**Directive**: In the listing below, find every line containing "next" and copy it out.

**Extracted entries**:
== == ==

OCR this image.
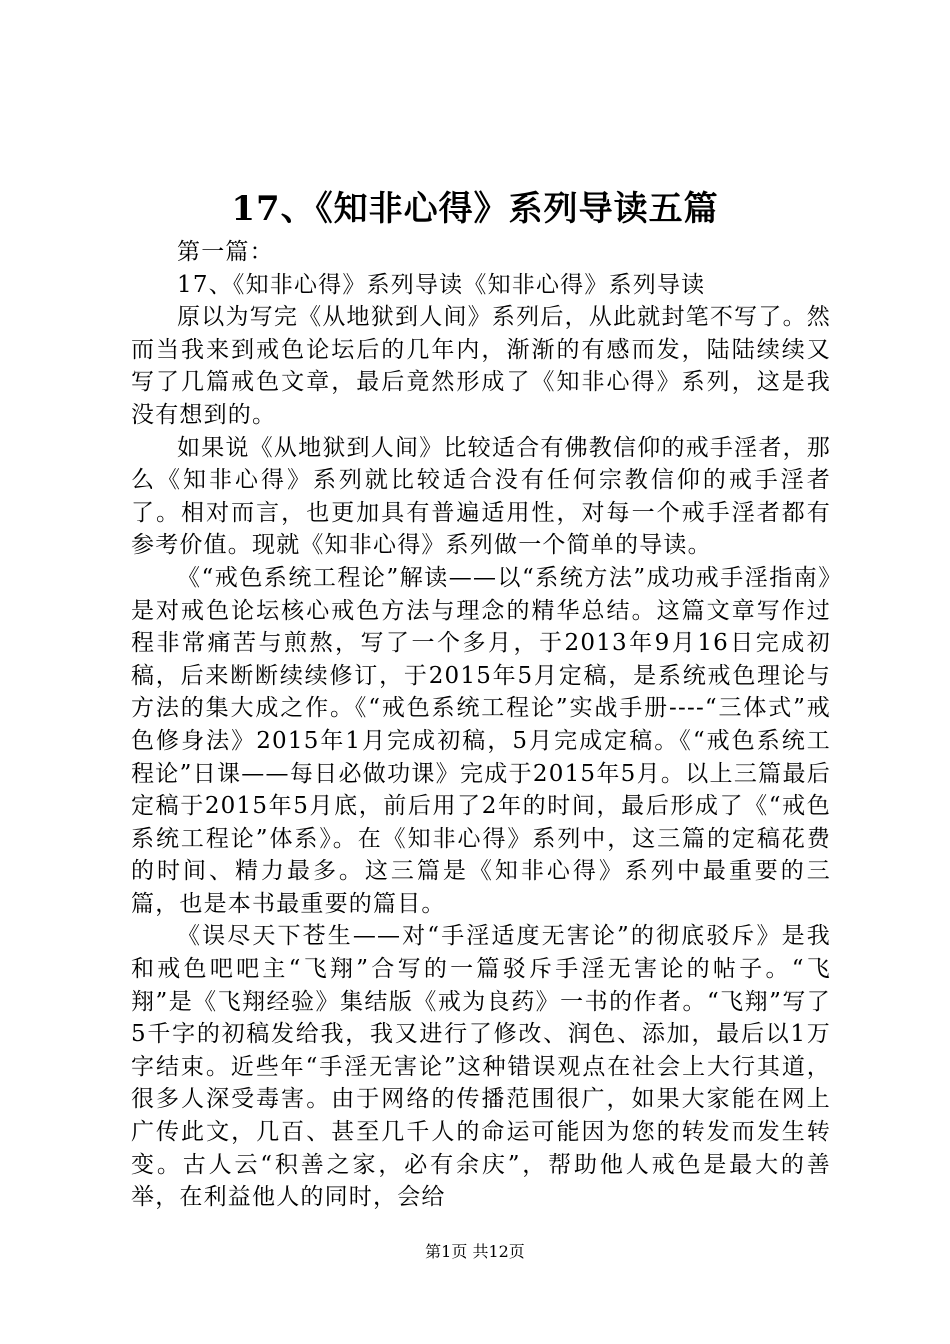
17、《知非心得》系列导读五篇

第一篇：

17、《知非心得》系列导读《知非心得》系列导读

原以为写完《从地狱到人间》系列后，从此就封笔不写了。然而当我来到戒色论坛后的几年内，渐渐的有感而发，陆陆续续又写了几篇戒色文章，最后竟然形成了《知非心得》系列，这是我没有想到的。

如果说《从地狱到人间》比较适合有佛教信仰的戒手淫者，那么《知非心得》系列就比较适合没有任何宗教信仰的戒手淫者了。相对而言，也更加具有普遍适用性，对每一个戒手淫者都有参考价值。现就《知非心得》系列做一个简单的导读。

《“戒色系统工程论”解读——以“系统方法”成功戒手淫指南》是对戒色论坛核心戒色方法与理念的精华总结。这篇文章写作过程非常痛苦与煎熬，写了一个多月，于2013年9月16日完成初稿，后来断断续续修订，于2015年5月定稿，是系统戒色理论与方法的集大成之作。《“戒色系统工程论”实战手册----“三体式”戒色修身法》2015年1月完成初稿，5月完成定稿。《“戒色系统工程论”日课——每日必做功课》完成于2015年5月。以上三篇最后定稿于2015年5月底，前后用了2年的时间，最后形成了《“戒色系统工程论”体系》。在《知非心得》系列中，这三篇的定稿花费的时间、精力最多。这三篇是《知非心得》系列中最重要的三篇，也是本书最重要的篇目。

《误尽天下苍生——对“手淫适度无害论”的彻底驳斥》是我和戒色吧吧主“飞翔”合写的一篇驳斥手淫无害论的帖子。“飞翔”是《飞翔经验》集结版《戒为良药》一书的作者。“飞翔”写了5千字的初稿发给我，我又进行了修改、润色、添加，最后以1万字结束。近些年“手淫无害论”这种错误观点在社会上大行其道，很多人深受毒害。由于网络的传播范围很广，如果大家能在网上广传此文，几百、甚至几千人的命运可能因为您的转发而发生转变。古人云“积善之家，必有余庆”，帮助他人戒色是最大的善举，在利益他人的同时，会给

第1页 共12页
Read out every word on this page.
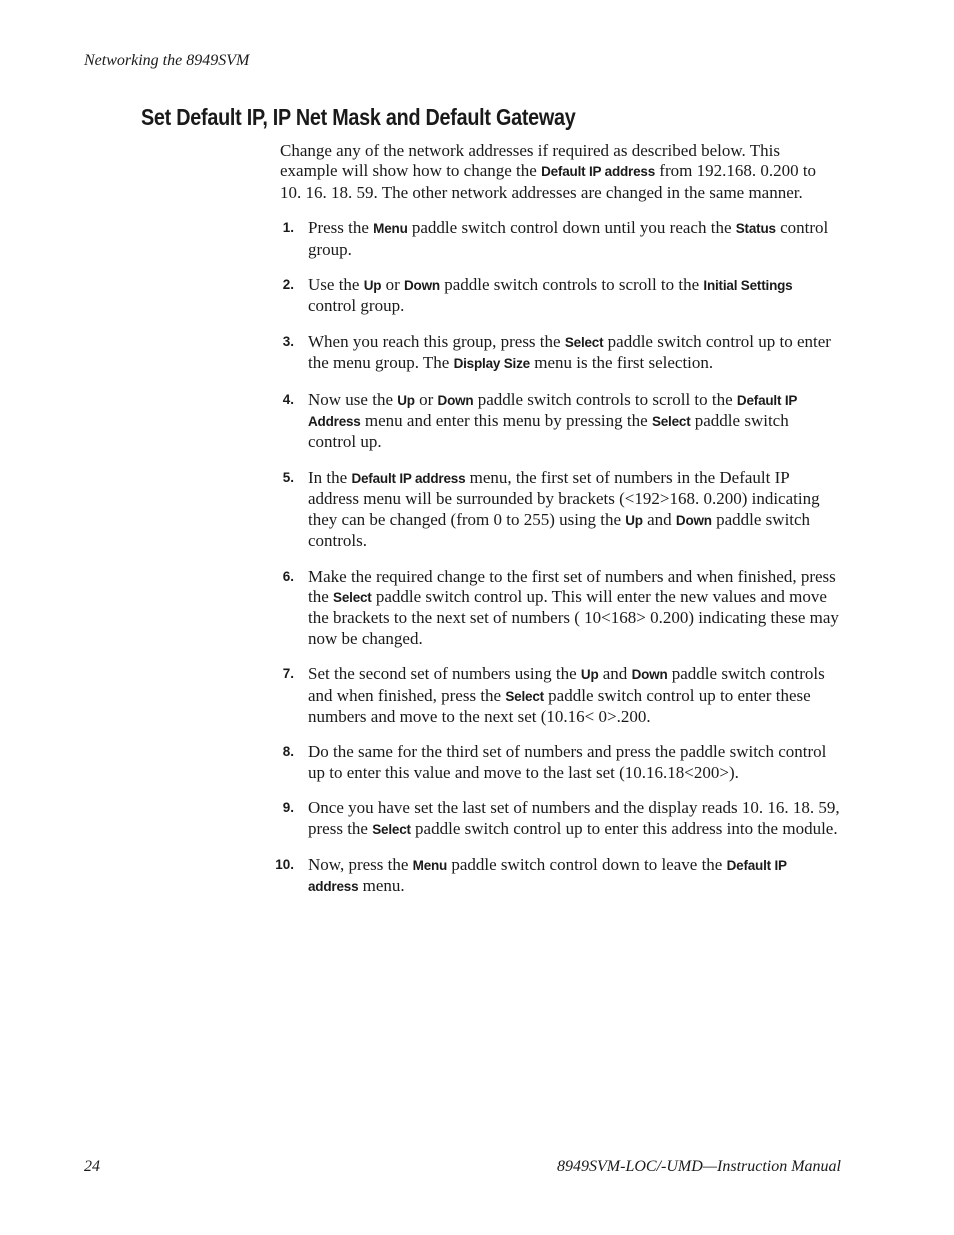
Networking the 8949SVM
Set Default IP, IP Net Mask and Default Gateway

Change any of the network addresses if required as described below. This example will show how to change the Default IP address from 192.168. 0.200 to 10. 16. 18. 59. The other network addresses are changed in the same manner.

1. Press the Menu paddle switch control down until you reach the Status control group.
2. Use the Up or Down paddle switch controls to scroll to the Initial Settings control group.
3. When you reach this group, press the Select paddle switch control up to enter the menu group. The Display Size menu is the first selection.
4. Now use the Up or Down paddle switch controls to scroll to the Default IP Address menu and enter this menu by pressing the Select paddle switch control up.
5. In the Default IP address menu, the first set of numbers in the Default IP address menu will be surrounded by brackets (<192>168. 0.200) indicating they can be changed (from 0 to 255) using the Up and Down paddle switch controls.
6. Make the required change to the first set of numbers and when finished, press the Select paddle switch control up. This will enter the new values and move the brackets to the next set of numbers ( 10<168> 0.200) indicating these may now be changed.
7. Set the second set of numbers using the Up and Down paddle switch controls and when finished, press the Select paddle switch control up to enter these numbers and move to the next set (10.16< 0>.200.
8. Do the same for the third set of numbers and press the paddle switch control up to enter this value and move to the last set (10.16.18<200>).
9. Once you have set the last set of numbers and the display reads 10. 16. 18. 59, press the Select paddle switch control up to enter this address into the module.
10. Now, press the Menu paddle switch control down to leave the Default IP address menu.
24	8949SVM-LOC/-UMD—Instruction Manual
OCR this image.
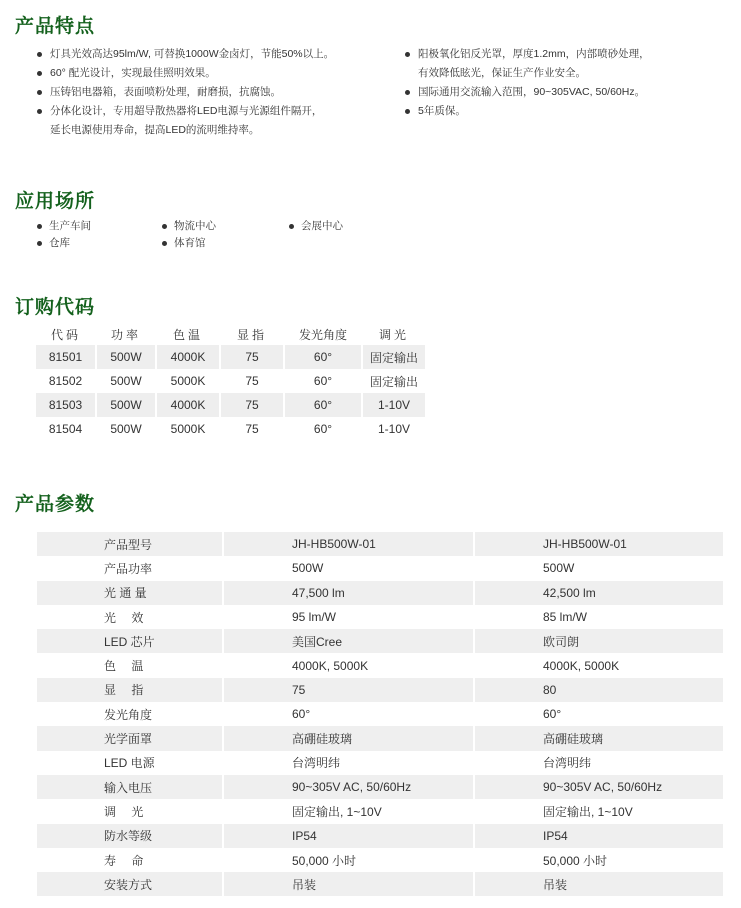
产品特点
灯具光效高达95lm/W, 可替换1000W金卤灯，节能50%以上。
60° 配光设计，实现最佳照明效果。
压铸铝电器箱，表面喷粉处理，耐磨损，抗腐蚀。
分体化设计，专用超导散热器将LED电源与光源组件隔开，
延长电源使用寿命，提高LED的流明维持率。
阳极氧化铝反光罩，厚度1.2mm，内部喷砂处理，
有效降低眩光，保证生产作业安全。
国际通用交流输入范围，90~305VAC, 50/60Hz。
5年质保。
应用场所
生产车间	物流中心	会展中心
仓库	体育馆
订购代码
代码	功率	色温	显指	发光角度	调光
81501	500W	4000K	75	60°	固定输出
81502	500W	5000K	75	60°	固定输出
81503	500W	4000K	75	60°	1-10V
81504	500W	5000K	75	60°	1-10V
产品参数
产品型号	JH-HB500W-01	JH-HB500W-01
产品功率	500W	500W
光 通 量	47,500 lm	42,500 lm
光　 效	95 lm/W	85 lm/W
LED 芯片	美国Cree	欧司朗
色　 温	4000K, 5000K	4000K, 5000K
显　 指	75	80
发光角度	60°	60°
光学面罩	高硼硅玻璃	高硼硅玻璃
LED 电源	台湾明纬	台湾明纬
输入电压	90~305V AC, 50/60Hz	90~305V AC, 50/60Hz
调　 光	固定输出, 1~10V	固定输出, 1~10V
防水等级	IP54	IP54
寿　 命	50,000 小时	50,000 小时
安装方式	吊装	吊装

== == ==

**Exercise solution**:
6. Make the required change to the first set of numbers and when finished, press the Select paddle switch control up. This will enter the new values and move the brackets to the next set of numbers ( 10<168> 0.200) indicating these may now be changed.
7. Set the second set of numbers using the Up and Down paddle switch controls and when finished, press the Select paddle switch control up to enter these numbers and move to the next set (10.16< 0>.200.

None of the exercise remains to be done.